• REQUIRED TASK
In the listing below, locate the lines bearing the word "engineering". Copy every one of them.

Recorded data
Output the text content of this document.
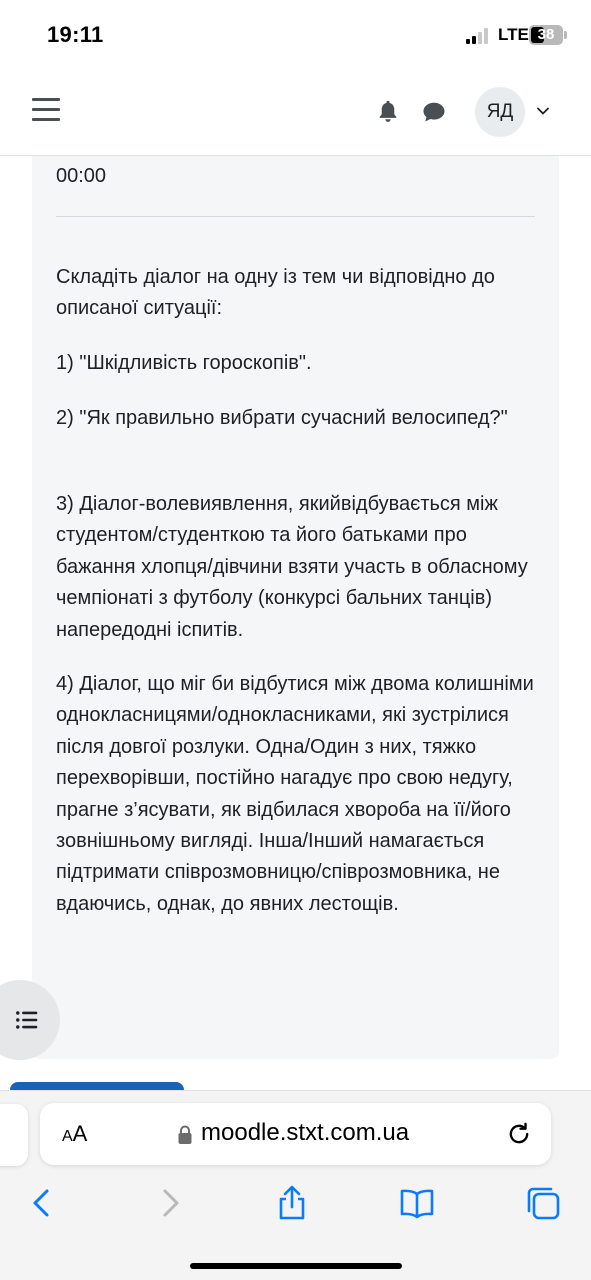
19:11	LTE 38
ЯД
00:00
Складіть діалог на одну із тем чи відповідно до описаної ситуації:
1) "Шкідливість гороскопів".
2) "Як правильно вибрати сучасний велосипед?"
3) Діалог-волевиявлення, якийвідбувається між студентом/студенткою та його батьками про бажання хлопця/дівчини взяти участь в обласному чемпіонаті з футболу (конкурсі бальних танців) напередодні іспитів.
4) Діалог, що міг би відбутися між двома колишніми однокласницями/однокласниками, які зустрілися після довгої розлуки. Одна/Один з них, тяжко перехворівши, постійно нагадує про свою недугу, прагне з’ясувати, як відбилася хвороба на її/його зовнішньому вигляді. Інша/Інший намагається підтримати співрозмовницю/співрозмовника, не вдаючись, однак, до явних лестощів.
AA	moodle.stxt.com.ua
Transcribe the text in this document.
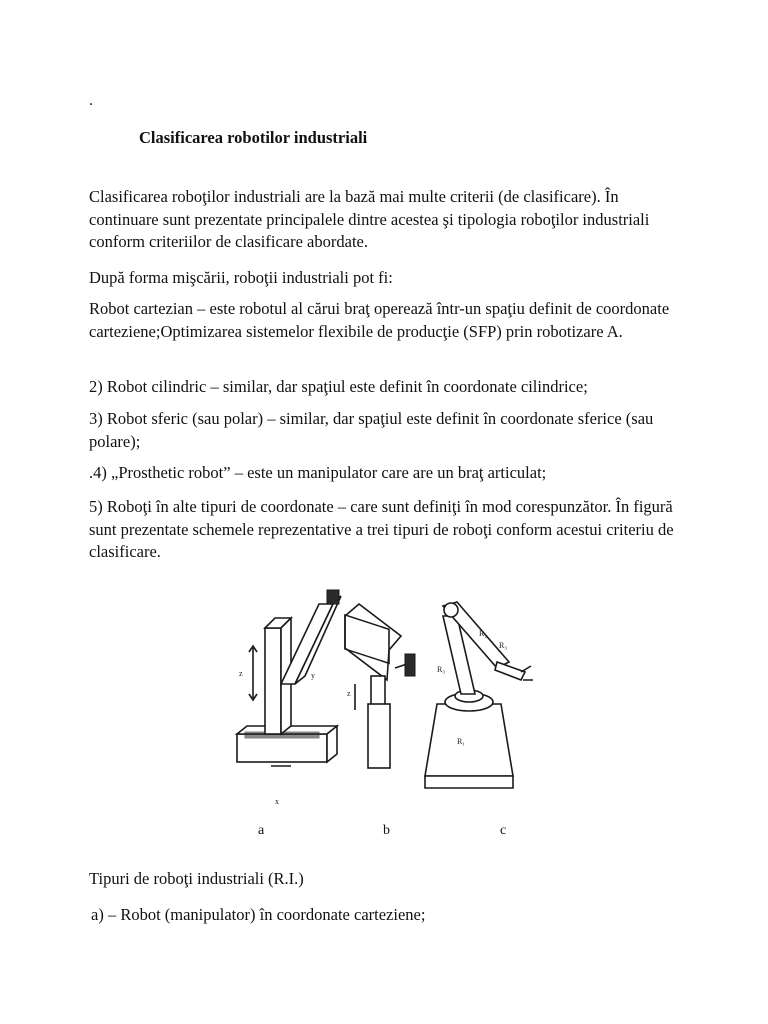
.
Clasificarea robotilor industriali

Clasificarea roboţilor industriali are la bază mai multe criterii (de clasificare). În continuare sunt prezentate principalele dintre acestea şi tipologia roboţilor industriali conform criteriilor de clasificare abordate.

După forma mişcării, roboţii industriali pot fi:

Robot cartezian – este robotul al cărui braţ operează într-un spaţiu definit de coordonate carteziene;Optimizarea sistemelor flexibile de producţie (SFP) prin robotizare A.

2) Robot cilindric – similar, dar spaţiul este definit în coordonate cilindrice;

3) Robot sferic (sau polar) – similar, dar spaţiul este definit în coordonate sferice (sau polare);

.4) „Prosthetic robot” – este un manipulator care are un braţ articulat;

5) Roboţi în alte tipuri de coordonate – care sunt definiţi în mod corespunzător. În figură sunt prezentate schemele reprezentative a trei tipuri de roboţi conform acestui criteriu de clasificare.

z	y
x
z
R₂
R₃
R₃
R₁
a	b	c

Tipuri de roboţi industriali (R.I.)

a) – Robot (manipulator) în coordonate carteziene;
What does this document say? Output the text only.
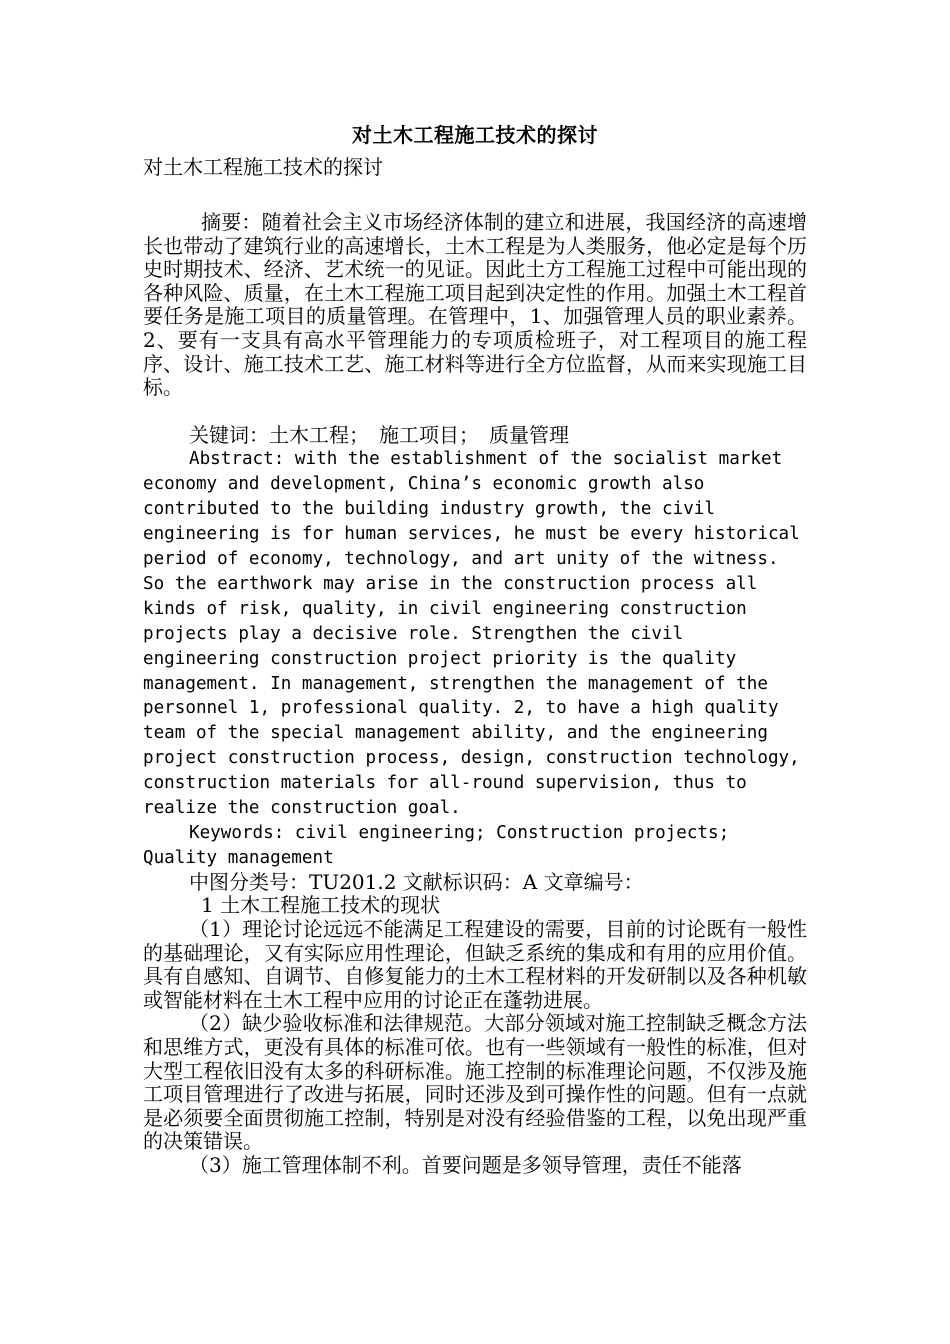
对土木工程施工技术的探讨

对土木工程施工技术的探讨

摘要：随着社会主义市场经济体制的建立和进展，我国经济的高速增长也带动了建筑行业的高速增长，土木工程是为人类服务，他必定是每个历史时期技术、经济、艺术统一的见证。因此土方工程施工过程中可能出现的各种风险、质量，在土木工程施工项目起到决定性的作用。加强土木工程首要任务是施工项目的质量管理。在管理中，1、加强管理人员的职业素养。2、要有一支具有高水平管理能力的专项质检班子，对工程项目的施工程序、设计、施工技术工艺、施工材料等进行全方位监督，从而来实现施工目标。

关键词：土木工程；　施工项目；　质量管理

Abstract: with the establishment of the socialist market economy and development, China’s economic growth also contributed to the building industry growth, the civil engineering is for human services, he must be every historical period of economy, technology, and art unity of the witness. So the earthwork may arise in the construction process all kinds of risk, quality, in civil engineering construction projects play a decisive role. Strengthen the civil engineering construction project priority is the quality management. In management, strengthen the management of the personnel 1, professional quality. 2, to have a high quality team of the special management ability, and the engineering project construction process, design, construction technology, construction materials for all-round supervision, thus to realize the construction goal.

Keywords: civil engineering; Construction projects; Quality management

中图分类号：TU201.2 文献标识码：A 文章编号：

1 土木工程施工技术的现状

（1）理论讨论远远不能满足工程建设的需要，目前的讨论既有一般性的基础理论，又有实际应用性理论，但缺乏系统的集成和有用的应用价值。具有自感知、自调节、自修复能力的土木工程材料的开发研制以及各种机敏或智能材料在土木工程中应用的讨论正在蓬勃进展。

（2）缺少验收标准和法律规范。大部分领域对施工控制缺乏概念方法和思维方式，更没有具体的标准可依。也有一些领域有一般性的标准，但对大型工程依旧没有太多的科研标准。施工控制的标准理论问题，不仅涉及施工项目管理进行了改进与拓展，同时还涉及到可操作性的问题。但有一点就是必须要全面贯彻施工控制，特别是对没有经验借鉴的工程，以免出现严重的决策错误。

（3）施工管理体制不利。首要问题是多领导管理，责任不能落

==

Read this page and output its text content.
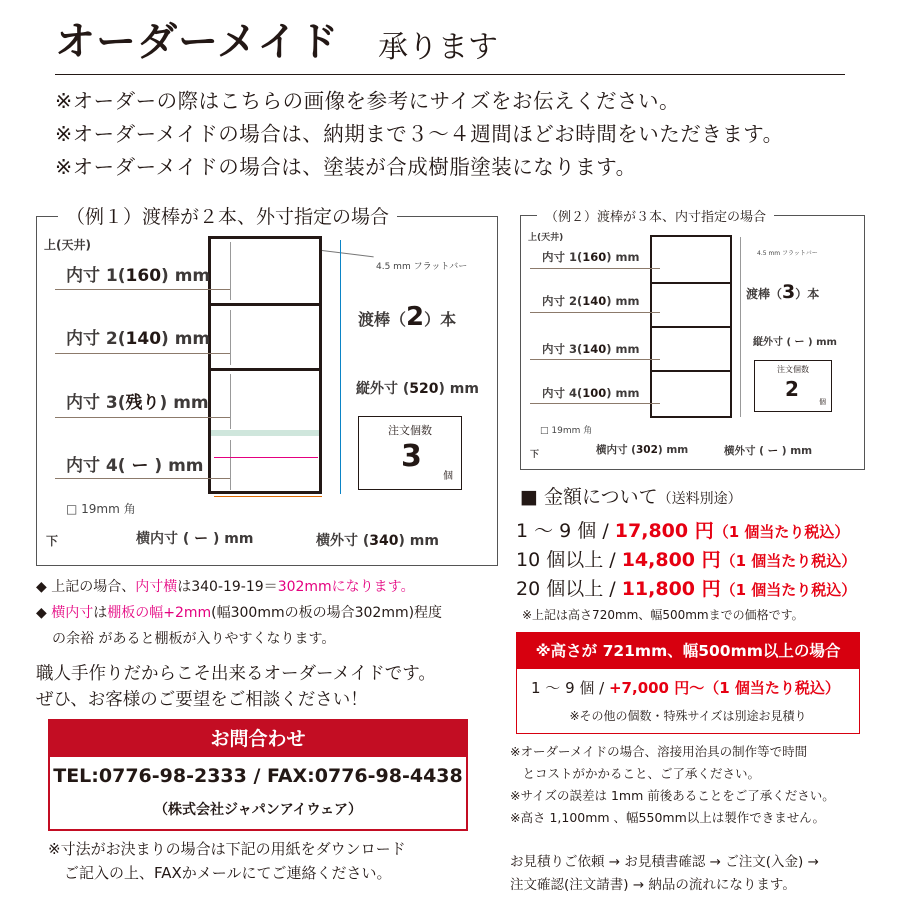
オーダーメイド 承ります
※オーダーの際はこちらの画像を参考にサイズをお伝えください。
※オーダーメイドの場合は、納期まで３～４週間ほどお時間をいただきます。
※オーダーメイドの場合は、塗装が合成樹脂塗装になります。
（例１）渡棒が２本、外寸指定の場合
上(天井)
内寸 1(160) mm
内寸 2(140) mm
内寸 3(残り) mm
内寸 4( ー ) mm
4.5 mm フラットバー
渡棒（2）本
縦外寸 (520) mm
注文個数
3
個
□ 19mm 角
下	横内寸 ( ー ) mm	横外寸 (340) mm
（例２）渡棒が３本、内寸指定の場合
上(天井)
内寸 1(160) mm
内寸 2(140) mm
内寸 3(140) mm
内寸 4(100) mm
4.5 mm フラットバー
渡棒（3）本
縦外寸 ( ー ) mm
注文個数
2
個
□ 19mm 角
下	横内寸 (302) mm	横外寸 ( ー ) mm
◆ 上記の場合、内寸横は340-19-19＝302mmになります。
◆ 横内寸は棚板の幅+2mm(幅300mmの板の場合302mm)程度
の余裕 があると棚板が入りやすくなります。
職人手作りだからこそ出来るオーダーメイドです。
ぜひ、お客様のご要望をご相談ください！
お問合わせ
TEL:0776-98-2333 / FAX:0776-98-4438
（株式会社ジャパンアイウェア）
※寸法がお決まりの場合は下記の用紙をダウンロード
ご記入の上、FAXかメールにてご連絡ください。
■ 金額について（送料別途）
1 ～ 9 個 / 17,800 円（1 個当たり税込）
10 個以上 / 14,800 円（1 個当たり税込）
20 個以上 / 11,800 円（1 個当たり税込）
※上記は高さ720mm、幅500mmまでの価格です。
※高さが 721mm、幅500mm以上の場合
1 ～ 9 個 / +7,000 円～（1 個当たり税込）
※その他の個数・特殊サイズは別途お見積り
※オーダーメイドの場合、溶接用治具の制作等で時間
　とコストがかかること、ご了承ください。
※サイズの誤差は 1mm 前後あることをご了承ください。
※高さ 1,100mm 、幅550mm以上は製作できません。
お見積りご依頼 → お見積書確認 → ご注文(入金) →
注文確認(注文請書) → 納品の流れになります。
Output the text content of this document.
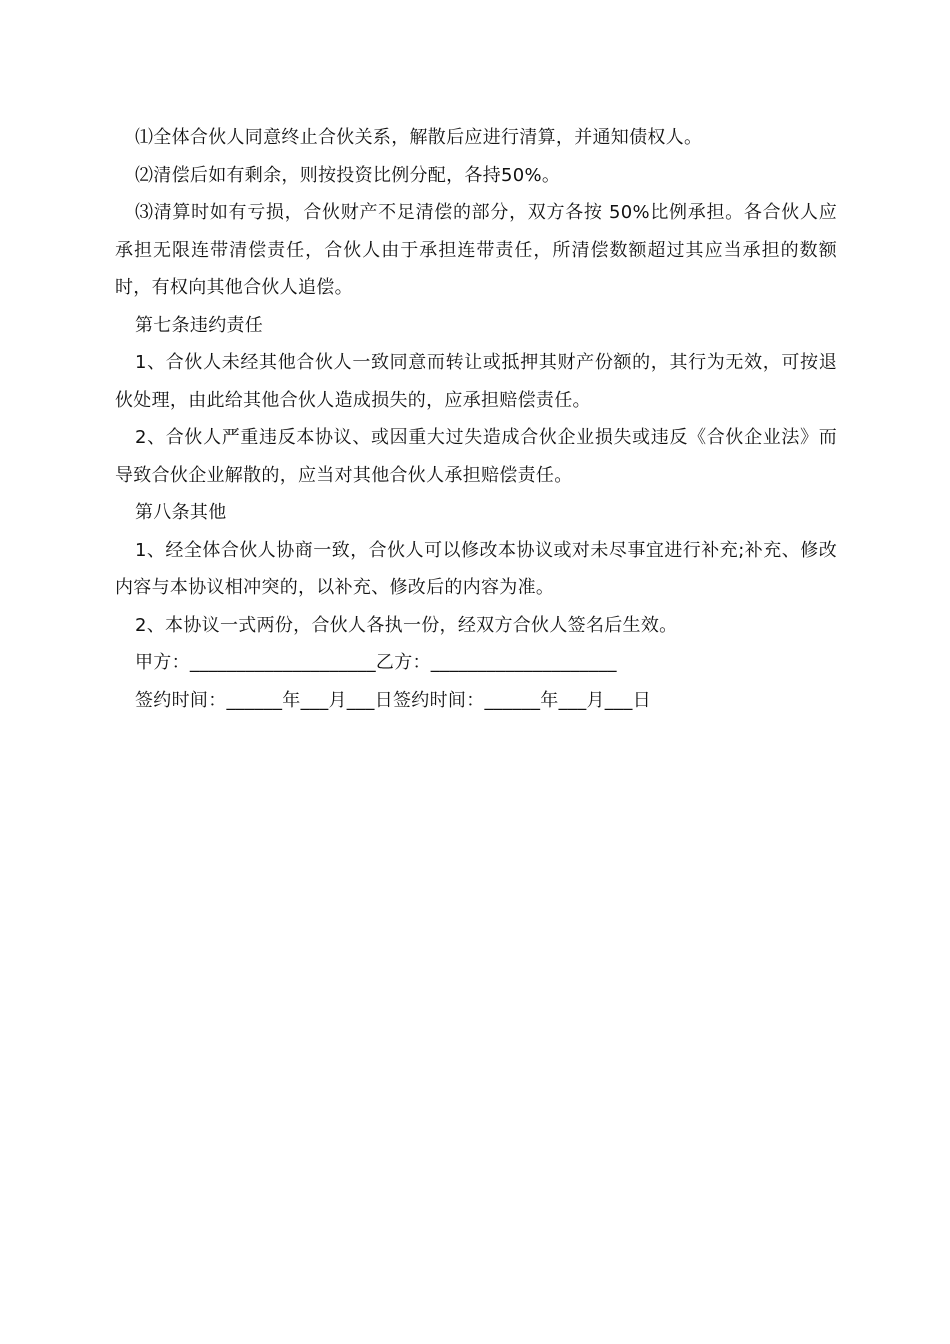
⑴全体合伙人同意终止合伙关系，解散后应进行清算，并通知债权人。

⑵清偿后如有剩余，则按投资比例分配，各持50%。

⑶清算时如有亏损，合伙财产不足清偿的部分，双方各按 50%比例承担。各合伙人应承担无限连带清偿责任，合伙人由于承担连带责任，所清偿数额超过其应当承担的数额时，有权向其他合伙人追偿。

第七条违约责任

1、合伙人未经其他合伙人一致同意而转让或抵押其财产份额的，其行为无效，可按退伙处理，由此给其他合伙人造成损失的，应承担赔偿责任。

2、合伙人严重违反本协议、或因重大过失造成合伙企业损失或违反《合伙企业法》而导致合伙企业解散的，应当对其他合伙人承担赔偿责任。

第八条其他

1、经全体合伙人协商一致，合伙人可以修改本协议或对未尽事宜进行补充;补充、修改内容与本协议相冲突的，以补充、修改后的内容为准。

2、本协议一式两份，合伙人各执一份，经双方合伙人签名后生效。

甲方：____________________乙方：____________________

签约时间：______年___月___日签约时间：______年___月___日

---

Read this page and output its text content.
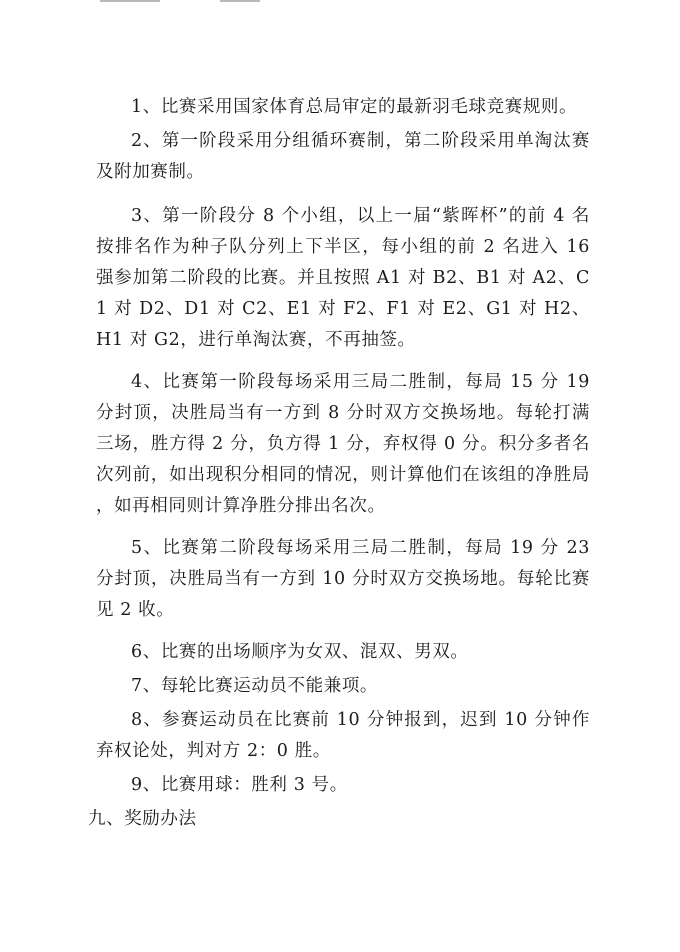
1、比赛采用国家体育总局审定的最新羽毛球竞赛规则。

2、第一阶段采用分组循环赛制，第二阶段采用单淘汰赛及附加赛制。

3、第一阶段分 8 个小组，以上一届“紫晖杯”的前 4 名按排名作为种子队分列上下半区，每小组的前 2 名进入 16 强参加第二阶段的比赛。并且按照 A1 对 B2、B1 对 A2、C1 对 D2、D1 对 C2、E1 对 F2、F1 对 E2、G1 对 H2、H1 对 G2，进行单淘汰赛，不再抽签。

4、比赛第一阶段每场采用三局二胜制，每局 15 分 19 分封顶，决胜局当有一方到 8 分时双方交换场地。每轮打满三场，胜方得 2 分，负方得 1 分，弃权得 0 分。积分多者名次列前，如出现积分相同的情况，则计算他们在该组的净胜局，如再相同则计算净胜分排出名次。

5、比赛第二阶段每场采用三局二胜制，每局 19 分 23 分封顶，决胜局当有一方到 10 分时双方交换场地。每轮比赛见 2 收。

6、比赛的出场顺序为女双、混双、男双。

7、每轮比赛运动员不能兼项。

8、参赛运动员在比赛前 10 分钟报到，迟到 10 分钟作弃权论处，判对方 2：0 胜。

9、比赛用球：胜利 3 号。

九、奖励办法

• RESPONSE TO THE TASK
Abstract: with the establishment of the socialist market economy and development, China’s economic growth also contributed to the building industry growth, the civil engineering is for human services, he must be every historical period of economy, technology, and art unity of the witness. So the earthwork may arise in the construction process all kinds of risk, quality, in civil engineering construction projects play a decisive role. Strengthen the civil engineering construction project priority is the quality management. In management, strengthen the management of the personnel 1, professional quality. 2, to have a high quality team of the special management ability, and the engineering project construction process, design, construction technology, construction materials for all-round supervision, thus to realize the construction goal.
Keywords: civil engineering; Construction projects; Quality management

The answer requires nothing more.